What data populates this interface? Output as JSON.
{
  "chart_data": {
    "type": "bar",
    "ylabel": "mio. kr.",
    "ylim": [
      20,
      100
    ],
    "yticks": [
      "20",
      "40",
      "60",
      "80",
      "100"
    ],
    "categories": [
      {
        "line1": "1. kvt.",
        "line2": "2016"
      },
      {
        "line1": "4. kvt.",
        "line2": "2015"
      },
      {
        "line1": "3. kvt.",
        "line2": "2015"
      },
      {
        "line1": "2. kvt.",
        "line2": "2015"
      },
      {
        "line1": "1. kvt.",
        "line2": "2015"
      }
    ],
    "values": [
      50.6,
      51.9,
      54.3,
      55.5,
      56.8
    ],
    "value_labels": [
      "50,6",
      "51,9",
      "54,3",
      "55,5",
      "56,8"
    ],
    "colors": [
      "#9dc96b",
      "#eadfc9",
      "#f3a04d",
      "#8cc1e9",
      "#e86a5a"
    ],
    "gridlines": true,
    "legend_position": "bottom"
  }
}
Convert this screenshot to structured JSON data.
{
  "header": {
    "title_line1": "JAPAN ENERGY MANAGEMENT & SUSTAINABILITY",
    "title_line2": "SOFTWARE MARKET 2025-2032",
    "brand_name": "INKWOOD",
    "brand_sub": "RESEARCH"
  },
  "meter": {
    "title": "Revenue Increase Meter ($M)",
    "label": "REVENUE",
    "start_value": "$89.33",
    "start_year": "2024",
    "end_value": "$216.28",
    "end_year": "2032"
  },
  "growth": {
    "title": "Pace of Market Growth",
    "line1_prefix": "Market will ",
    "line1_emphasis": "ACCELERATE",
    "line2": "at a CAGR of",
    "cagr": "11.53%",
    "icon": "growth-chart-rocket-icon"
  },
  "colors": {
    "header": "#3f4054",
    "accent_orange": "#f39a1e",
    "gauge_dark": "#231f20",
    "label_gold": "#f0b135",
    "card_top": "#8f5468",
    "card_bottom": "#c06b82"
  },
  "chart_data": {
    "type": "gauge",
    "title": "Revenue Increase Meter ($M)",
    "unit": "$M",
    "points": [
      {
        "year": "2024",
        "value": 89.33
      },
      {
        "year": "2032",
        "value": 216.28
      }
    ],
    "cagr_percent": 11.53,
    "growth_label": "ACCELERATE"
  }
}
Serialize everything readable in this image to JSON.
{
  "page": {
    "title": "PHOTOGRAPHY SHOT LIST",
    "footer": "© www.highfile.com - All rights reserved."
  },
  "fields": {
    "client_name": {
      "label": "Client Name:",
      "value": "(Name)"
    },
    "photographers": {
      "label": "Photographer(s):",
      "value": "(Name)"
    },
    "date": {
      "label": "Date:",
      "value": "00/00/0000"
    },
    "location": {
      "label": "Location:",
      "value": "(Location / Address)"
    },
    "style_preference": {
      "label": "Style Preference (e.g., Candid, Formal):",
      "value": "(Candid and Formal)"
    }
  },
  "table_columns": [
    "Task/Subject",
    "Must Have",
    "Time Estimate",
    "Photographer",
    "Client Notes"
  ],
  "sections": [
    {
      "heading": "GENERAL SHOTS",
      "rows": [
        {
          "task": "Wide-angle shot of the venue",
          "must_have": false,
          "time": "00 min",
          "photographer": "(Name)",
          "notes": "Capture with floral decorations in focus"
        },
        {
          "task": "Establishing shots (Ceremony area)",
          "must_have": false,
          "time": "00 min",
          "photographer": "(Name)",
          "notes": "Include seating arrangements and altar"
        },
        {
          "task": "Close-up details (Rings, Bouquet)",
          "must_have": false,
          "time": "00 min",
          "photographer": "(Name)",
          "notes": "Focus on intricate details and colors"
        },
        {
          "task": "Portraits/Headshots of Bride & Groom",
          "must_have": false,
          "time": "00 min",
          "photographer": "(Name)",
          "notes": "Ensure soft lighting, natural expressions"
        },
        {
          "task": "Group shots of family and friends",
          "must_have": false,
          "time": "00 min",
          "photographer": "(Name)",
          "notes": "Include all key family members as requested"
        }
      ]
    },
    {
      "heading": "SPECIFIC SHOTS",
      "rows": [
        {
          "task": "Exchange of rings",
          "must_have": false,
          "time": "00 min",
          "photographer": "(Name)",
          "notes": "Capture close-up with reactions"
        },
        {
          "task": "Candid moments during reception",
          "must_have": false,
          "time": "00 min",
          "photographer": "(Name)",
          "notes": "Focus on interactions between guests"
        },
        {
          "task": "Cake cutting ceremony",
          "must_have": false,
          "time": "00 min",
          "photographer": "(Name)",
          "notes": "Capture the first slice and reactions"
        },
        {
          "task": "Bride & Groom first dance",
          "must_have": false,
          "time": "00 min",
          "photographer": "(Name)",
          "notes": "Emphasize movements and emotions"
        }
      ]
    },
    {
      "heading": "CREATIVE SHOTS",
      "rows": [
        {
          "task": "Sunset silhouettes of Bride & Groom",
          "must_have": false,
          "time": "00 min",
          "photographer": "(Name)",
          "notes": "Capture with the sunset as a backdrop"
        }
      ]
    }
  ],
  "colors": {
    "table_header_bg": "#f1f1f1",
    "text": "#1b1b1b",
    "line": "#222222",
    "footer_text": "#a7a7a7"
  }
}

SHORT PROBLEM: Copy each line of the listing that contains the string "reactions".

ANSWER TO THIS PROBLEM:
          "notes": "Capture close-up with reactions"
          "notes": "Capture the first slice and reactions"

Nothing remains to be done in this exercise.